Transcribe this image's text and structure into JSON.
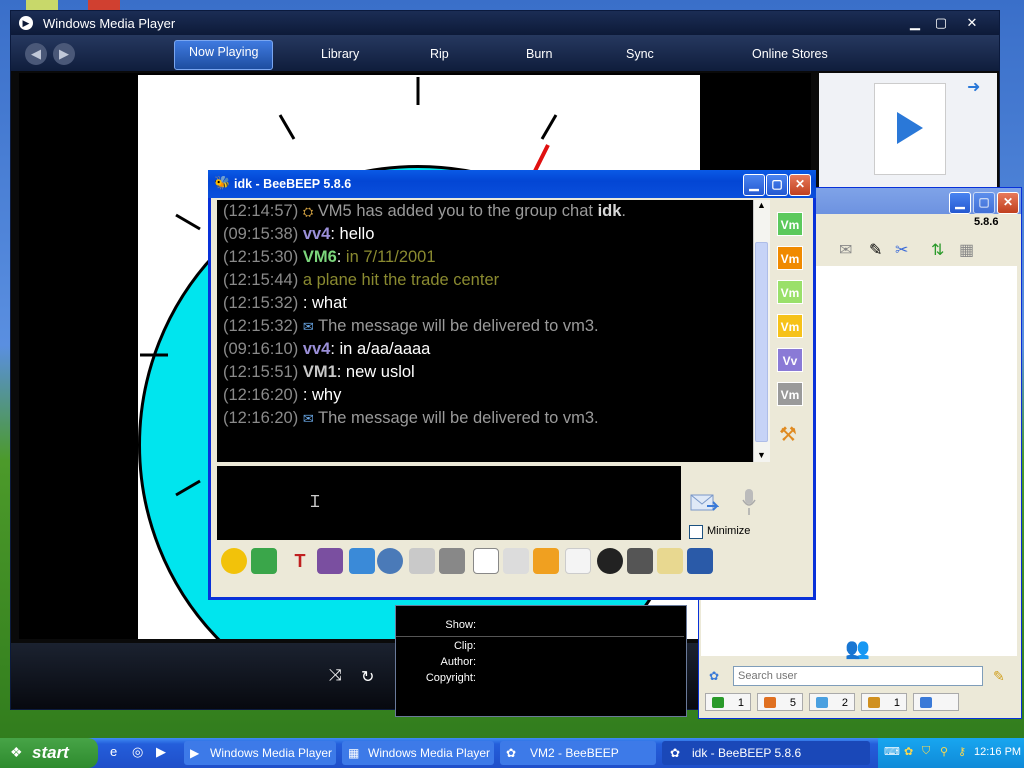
{
  "wmp": {
    "title": "Windows Media Player",
    "tabs": [
      {
        "label": "Now Playing"
      },
      {
        "label": "Library"
      },
      {
        "label": "Rip"
      },
      {
        "label": "Burn"
      },
      {
        "label": "Sync"
      },
      {
        "label": "Online Stores"
      }
    ],
    "meta": {
      "show": "Show:",
      "clip": "Clip:",
      "author": "Author:",
      "copyright": "Copyright:"
    }
  },
  "chat": {
    "title": "idk - BeeBEEP 5.8.6",
    "messages": [
      {
        "ts": "(12:14:57)",
        "icon": "group-icon",
        "sender": "",
        "text": " VM5 has added you to the group chat ",
        "bold_tail": "idk",
        "tail": ".",
        "color": "#9a9a9a"
      },
      {
        "ts": "(09:15:38)",
        "sender": "vv4",
        "sender_color": "#9a8fd8",
        "text": ": hello",
        "color": "#ffffff"
      },
      {
        "ts": "(12:15:30)",
        "sender": "VM6",
        "sender_color": "#7cd67c",
        "text": ": ",
        "extra": "in 7/11/2001",
        "extra_color": "#8a8a30",
        "color": "#ffffff"
      },
      {
        "ts": "(12:15:44)",
        "sender": "",
        "text": "    a plane hit the trade center",
        "color": "#8a8a30"
      },
      {
        "ts": "(12:15:32)",
        "sender": "",
        "text": "       : what",
        "color": "#ffffff"
      },
      {
        "ts": "(12:15:32)",
        "icon": "envelope-icon",
        "sender": "",
        "text": " The message will be delivered to vm3.",
        "color": "#9a9a9a"
      },
      {
        "ts": "(09:16:10)",
        "sender": "vv4",
        "sender_color": "#9a8fd8",
        "text": ": in a/aa/aaaa",
        "color": "#ffffff"
      },
      {
        "ts": "(12:15:51)",
        "sender": "VM1",
        "sender_color": "#c8c8c8",
        "text": ": new uslol",
        "color": "#ffffff"
      },
      {
        "ts": "(12:16:20)",
        "sender": "",
        "text": "       : why",
        "color": "#ffffff"
      },
      {
        "ts": "(12:16:20)",
        "icon": "envelope-icon",
        "sender": "",
        "text": " The message will be delivered to vm3.",
        "color": "#9a9a9a"
      }
    ],
    "users": [
      {
        "label": "Vm",
        "bg": "#5cc95c",
        "fg": "#fff"
      },
      {
        "label": "Vm",
        "bg": "#f08a00",
        "fg": "#fff"
      },
      {
        "label": "Vm",
        "bg": "#9ae06a",
        "fg": "#fff"
      },
      {
        "label": "Vm",
        "bg": "#f6c21a",
        "fg": "#fff"
      },
      {
        "label": "Vv",
        "bg": "#8a7ad6",
        "fg": "#fff"
      },
      {
        "label": "Vm",
        "bg": "#9a9a9a",
        "fg": "#fff"
      }
    ],
    "minimize_label": "Minimize"
  },
  "beebeep_main": {
    "version": "5.8.6",
    "search_placeholder": "Search user",
    "tabs": [
      {
        "count": "1",
        "color": "#2a9a2a"
      },
      {
        "count": "5",
        "color": "#e07020"
      },
      {
        "count": "2",
        "color": "#4aa0e0"
      },
      {
        "count": "1",
        "color": "#d09020"
      },
      {
        "count": "",
        "color": "#3a7ad8"
      }
    ]
  },
  "taskbar": {
    "start": "start",
    "items": [
      {
        "label": "Windows Media Player"
      },
      {
        "label": "Windows Media Player"
      },
      {
        "label": "VM2 - BeeBEEP"
      },
      {
        "label": "idk - BeeBEEP 5.8.6"
      }
    ],
    "clock": "12:16 PM"
  }
}
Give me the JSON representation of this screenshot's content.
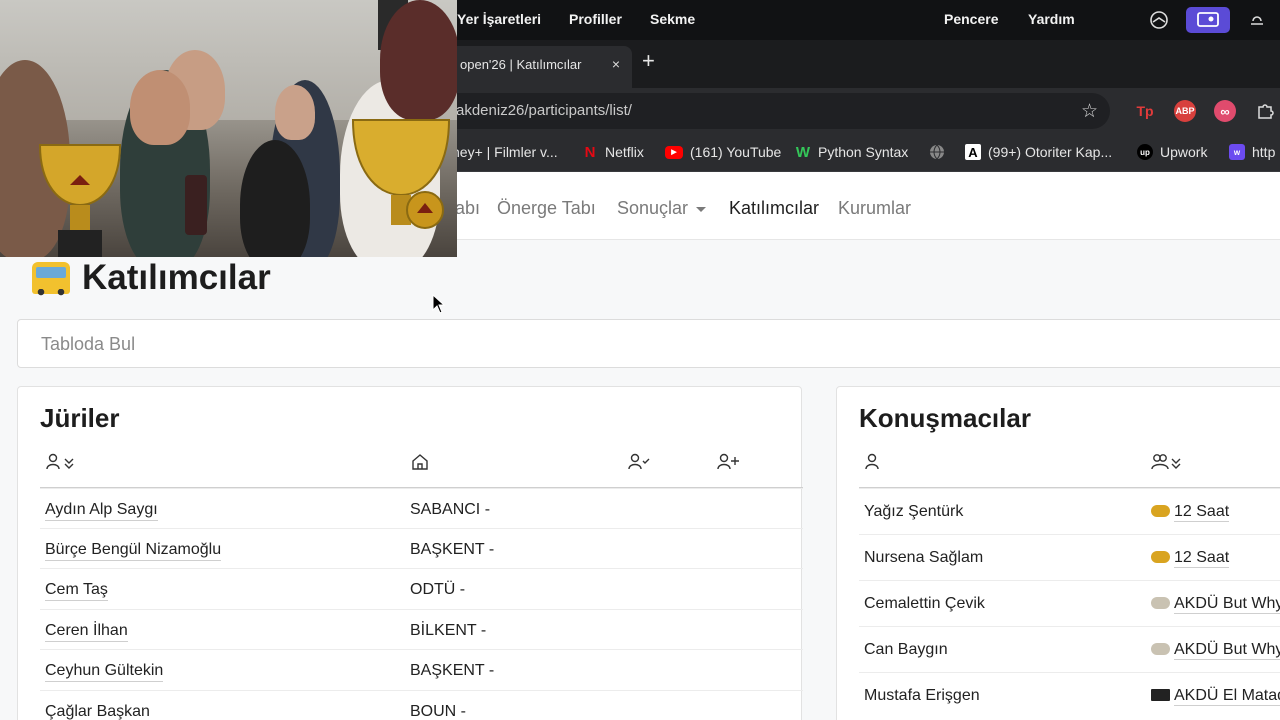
{
  "menubar": {
    "items": [
      "Yer İşaretleri",
      "Profiller",
      "Sekme",
      "Pencere",
      "Yardım"
    ]
  },
  "browser": {
    "tab_title": "open'26 | Katılımcılar",
    "tab_close": "×",
    "new_tab": "+",
    "url": "akdeniz26/participants/list/",
    "extensions": [
      "Tp",
      "ABP",
      "∞"
    ]
  },
  "bookmarks": [
    {
      "label": "ney+ | Filmler v...",
      "icon": "disney-icon"
    },
    {
      "label": "Netflix",
      "icon": "netflix-icon"
    },
    {
      "label": "(161) YouTube",
      "icon": "youtube-icon"
    },
    {
      "label": "Python Syntax",
      "icon": "w-icon"
    },
    {
      "label": "",
      "icon": "globe-icon"
    },
    {
      "label": "(99+) Otoriter Kap...",
      "icon": "a-icon"
    },
    {
      "label": "Upwork",
      "icon": "upwork-icon"
    },
    {
      "label": "http",
      "icon": "web-icon"
    }
  ],
  "sitenav": {
    "items": [
      {
        "label": "abı",
        "active": false
      },
      {
        "label": "Önerge Tabı",
        "active": false
      },
      {
        "label": "Sonuçlar",
        "active": false,
        "dropdown": true
      },
      {
        "label": "Katılımcılar",
        "active": true
      },
      {
        "label": "Kurumlar",
        "active": false
      }
    ]
  },
  "page": {
    "title": "Katılımcılar",
    "search_placeholder": "Tabloda Bul"
  },
  "judges": {
    "title": "Jüriler",
    "rows": [
      {
        "name": "Aydın Alp Saygı",
        "institution": "SABANCI -"
      },
      {
        "name": "Bürçe Bengül Nizamoğlu",
        "institution": "BAŞKENT -"
      },
      {
        "name": "Cem Taş",
        "institution": "ODTÜ -"
      },
      {
        "name": "Ceren İlhan",
        "institution": "BİLKENT -"
      },
      {
        "name": "Ceyhun Gültekin",
        "institution": "BAŞKENT -"
      },
      {
        "name": "Çağlar Başkan",
        "institution": "BOUN -"
      }
    ]
  },
  "speakers": {
    "title": "Konuşmacılar",
    "rows": [
      {
        "name": "Yağız Şentürk",
        "team": "12 Saat",
        "emoji_color": "#d9a420"
      },
      {
        "name": "Nursena Sağlam",
        "team": "12 Saat",
        "emoji_color": "#d9a420"
      },
      {
        "name": "Cemalettin Çevik",
        "team": "AKDÜ But Why",
        "emoji_color": "#c9c2b2"
      },
      {
        "name": "Can Baygın",
        "team": "AKDÜ But Why",
        "emoji_color": "#c9c2b2"
      },
      {
        "name": "Mustafa Erişgen",
        "team": "AKDÜ El Matad",
        "emoji_color": "#222222"
      }
    ]
  }
}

§ **TASK PROMPT**
Collect from the data above every line that includes "group".

§ **IN RESPONSE**
        "icon": "group-icon",
        "text": " VM5 has added you to the group chat ",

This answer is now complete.